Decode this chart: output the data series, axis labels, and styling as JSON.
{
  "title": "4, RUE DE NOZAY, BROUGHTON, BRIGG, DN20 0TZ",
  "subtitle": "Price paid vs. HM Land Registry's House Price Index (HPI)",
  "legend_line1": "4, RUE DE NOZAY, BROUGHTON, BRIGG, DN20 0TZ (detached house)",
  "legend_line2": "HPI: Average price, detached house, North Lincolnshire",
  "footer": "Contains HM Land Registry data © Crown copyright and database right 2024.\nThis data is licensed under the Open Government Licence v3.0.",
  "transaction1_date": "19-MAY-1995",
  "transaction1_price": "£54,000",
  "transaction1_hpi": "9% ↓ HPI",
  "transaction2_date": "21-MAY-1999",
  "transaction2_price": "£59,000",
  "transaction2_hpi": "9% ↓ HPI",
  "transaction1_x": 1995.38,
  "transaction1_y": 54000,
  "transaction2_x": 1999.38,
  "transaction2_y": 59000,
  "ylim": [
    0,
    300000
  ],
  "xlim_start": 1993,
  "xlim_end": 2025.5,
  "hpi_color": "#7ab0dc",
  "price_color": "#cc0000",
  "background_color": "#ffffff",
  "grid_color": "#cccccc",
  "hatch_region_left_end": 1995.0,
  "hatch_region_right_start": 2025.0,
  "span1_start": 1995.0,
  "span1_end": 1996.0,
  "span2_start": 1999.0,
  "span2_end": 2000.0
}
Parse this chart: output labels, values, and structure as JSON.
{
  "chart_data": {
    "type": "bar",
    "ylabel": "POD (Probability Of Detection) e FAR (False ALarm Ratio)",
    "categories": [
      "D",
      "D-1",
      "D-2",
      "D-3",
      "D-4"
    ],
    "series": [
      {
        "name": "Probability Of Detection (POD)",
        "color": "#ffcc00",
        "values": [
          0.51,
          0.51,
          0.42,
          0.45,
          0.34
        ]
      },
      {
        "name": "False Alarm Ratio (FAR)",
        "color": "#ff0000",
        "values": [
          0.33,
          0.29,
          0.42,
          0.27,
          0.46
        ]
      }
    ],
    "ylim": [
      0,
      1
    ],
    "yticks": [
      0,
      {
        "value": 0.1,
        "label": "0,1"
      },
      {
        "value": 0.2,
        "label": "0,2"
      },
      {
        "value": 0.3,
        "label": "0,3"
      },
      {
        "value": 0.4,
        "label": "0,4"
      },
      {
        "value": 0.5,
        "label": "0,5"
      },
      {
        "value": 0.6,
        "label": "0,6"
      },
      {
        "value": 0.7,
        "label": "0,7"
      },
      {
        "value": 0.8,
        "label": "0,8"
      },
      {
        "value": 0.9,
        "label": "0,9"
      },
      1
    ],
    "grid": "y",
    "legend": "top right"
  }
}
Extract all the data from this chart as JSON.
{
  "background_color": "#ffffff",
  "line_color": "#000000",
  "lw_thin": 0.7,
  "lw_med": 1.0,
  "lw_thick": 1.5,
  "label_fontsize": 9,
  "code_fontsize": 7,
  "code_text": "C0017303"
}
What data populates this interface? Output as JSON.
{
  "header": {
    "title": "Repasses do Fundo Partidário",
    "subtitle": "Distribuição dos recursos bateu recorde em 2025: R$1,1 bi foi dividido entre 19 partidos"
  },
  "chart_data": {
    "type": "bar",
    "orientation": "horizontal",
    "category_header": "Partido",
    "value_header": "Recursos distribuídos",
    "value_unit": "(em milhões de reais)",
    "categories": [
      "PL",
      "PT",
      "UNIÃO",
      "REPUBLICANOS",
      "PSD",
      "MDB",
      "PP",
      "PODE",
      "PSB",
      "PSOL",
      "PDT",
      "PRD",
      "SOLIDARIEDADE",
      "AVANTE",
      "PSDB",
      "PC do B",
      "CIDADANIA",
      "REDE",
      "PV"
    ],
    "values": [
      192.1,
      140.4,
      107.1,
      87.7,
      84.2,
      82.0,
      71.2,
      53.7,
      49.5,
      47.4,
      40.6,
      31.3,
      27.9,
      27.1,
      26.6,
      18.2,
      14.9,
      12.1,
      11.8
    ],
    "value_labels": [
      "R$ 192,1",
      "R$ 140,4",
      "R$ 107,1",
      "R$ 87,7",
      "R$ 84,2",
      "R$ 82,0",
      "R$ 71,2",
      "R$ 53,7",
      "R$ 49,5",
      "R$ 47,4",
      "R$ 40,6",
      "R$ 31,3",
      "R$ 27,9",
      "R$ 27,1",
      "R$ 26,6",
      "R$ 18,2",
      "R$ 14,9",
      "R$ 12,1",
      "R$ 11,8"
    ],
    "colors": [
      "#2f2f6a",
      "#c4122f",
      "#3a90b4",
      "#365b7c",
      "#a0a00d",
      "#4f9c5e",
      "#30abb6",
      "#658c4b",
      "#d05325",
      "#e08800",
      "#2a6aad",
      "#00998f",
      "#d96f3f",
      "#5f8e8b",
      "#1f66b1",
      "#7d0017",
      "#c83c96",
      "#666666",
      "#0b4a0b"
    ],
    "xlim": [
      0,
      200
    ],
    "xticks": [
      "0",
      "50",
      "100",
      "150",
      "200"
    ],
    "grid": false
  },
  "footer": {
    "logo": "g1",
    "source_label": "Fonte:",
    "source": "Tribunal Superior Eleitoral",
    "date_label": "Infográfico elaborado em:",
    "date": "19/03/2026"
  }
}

* **Task statement**
Retype the material above, line by line, exactly.

* **Result**
Decode this chart: output the data series, axis labels, and styling as JSON.
{
  "title": "4, RUE DE NOZAY, BROUGHTON, BRIGG, DN20 0TZ",
  "subtitle": "Price paid vs. HM Land Registry's House Price Index (HPI)",
  "legend_line1": "4, RUE DE NOZAY, BROUGHTON, BRIGG, DN20 0TZ (detached house)",
  "legend_line2": "HPI: Average price, detached house, North Lincolnshire",
  "footer": "Contains HM Land Registry data © Crown copyright and database right 2024.\nThis data is licensed under the Open Government Licence v3.0.",
  "transaction1_date": "19-MAY-1995",
  "transaction1_price": "£54,000",
  "transaction1_hpi": "9% ↓ HPI",
  "transaction2_date": "21-MAY-1999",
  "transaction2_price": "£59,000",
  "transaction2_hpi": "9% ↓ HPI",
  "transaction1_x": 1995.38,
  "transaction1_y": 54000,
  "transaction2_x": 1999.38,
  "transaction2_y": 59000,
  "ylim": [
    0,
    300000
  ],
  "xlim_start": 1993,
  "xlim_end": 2025.5,
  "hpi_color": "#7ab0dc",
  "price_color": "#cc0000",
  "background_color": "#ffffff",
  "grid_color": "#cccccc",
  "hatch_region_left_end": 1995.0,
  "hatch_region_right_start": 2025.0,
  "span1_start": 1995.0,
  "span1_end": 1996.0,
  "span2_start": 1999.0,
  "span2_end": 2000.0
}
Parse this chart: output labels, values, and structure as JSON.
{
  "chart_data": {
    "type": "bar",
    "ylabel": "POD (Probability Of Detection) e FAR (False ALarm Ratio)",
    "categories": [
      "D",
      "D-1",
      "D-2",
      "D-3",
      "D-4"
    ],
    "series": [
      {
        "name": "Probability Of Detection (POD)",
        "color": "#ffcc00",
        "values": [
          0.51,
          0.51,
          0.42,
          0.45,
          0.34
        ]
      },
      {
        "name": "False Alarm Ratio (FAR)",
        "color": "#ff0000",
        "values": [
          0.33,
          0.29,
          0.42,
          0.27,
          0.46
        ]
      }
    ],
    "ylim": [
      0,
      1
    ],
    "yticks": [
      0,
      {
        "value": 0.1,
        "label": "0,1"
      },
      {
        "value": 0.2,
        "label": "0,2"
      },
      {
        "value": 0.3,
        "label": "0,3"
      },
      {
        "value": 0.4,
        "label": "0,4"
      },
      {
        "value": 0.5,
        "label": "0,5"
      },
      {
        "value": 0.6,
        "label": "0,6"
      },
      {
        "value": 0.7,
        "label": "0,7"
      },
      {
        "value": 0.8,
        "label": "0,8"
      },
      {
        "value": 0.9,
        "label": "0,9"
      },
      1
    ],
    "grid": "y",
    "legend": "top right"
  }
}
Extract all the data from this chart as JSON.
{
  "background_color": "#ffffff",
  "line_color": "#000000",
  "lw_thin": 0.7,
  "lw_med": 1.0,
  "lw_thick": 1.5,
  "label_fontsize": 9,
  "code_fontsize": 7,
  "code_text": "C0017303"
}
What data populates this interface? Output as JSON.
{
  "header": {
    "title": "Repasses do Fundo Partidário",
    "subtitle": "Distribuição dos recursos bateu recorde em 2025: R$1,1 bi foi dividido entre 19 partidos"
  },
  "chart_data": {
    "type": "bar",
    "orientation": "horizontal",
    "category_header": "Partido",
    "value_header": "Recursos distribuídos",
    "value_unit": "(em milhões de reais)",
    "categories": [
      "PL",
      "PT",
      "UNIÃO",
      "REPUBLICANOS",
      "PSD",
      "MDB",
      "PP",
      "PODE",
      "PSB",
      "PSOL",
      "PDT",
      "PRD",
      "SOLIDARIEDADE",
      "AVANTE",
      "PSDB",
      "PC do B",
      "CIDADANIA",
      "REDE",
      "PV"
    ],
    "values": [
      192.1,
      140.4,
      107.1,
      87.7,
      84.2,
      82.0,
      71.2,
      53.7,
      49.5,
      47.4,
      40.6,
      31.3,
      27.9,
      27.1,
      26.6,
      18.2,
      14.9,
      12.1,
      11.8
    ],
    "value_labels": [
      "R$ 192,1",
      "R$ 140,4",
      "R$ 107,1",
      "R$ 87,7",
      "R$ 84,2",
      "R$ 82,0",
      "R$ 71,2",
      "R$ 53,7",
      "R$ 49,5",
      "R$ 47,4",
      "R$ 40,6",
      "R$ 31,3",
      "R$ 27,9",
      "R$ 27,1",
      "R$ 26,6",
      "R$ 18,2",
      "R$ 14,9",
      "R$ 12,1",
      "R$ 11,8"
    ],
    "colors": [
      "#2f2f6a",
      "#c4122f",
      "#3a90b4",
      "#365b7c",
      "#a0a00d",
      "#4f9c5e",
      "#30abb6",
      "#658c4b",
      "#d05325",
      "#e08800",
      "#2a6aad",
      "#00998f",
      "#d96f3f",
      "#5f8e8b",
      "#1f66b1",
      "#7d0017",
      "#c83c96",
      "#666666",
      "#0b4a0b"
    ],
    "xlim": [
      0,
      200
    ],
    "xticks": [
      "0",
      "50",
      "100",
      "150",
      "200"
    ],
    "grid": false
  },
  "footer": {
    "logo": "g1",
    "source_label": "Fonte:",
    "source": "Tribunal Superior Eleitoral",
    "date_label": "Infográfico elaborado em:",
    "date": "19/03/2026"
  }
}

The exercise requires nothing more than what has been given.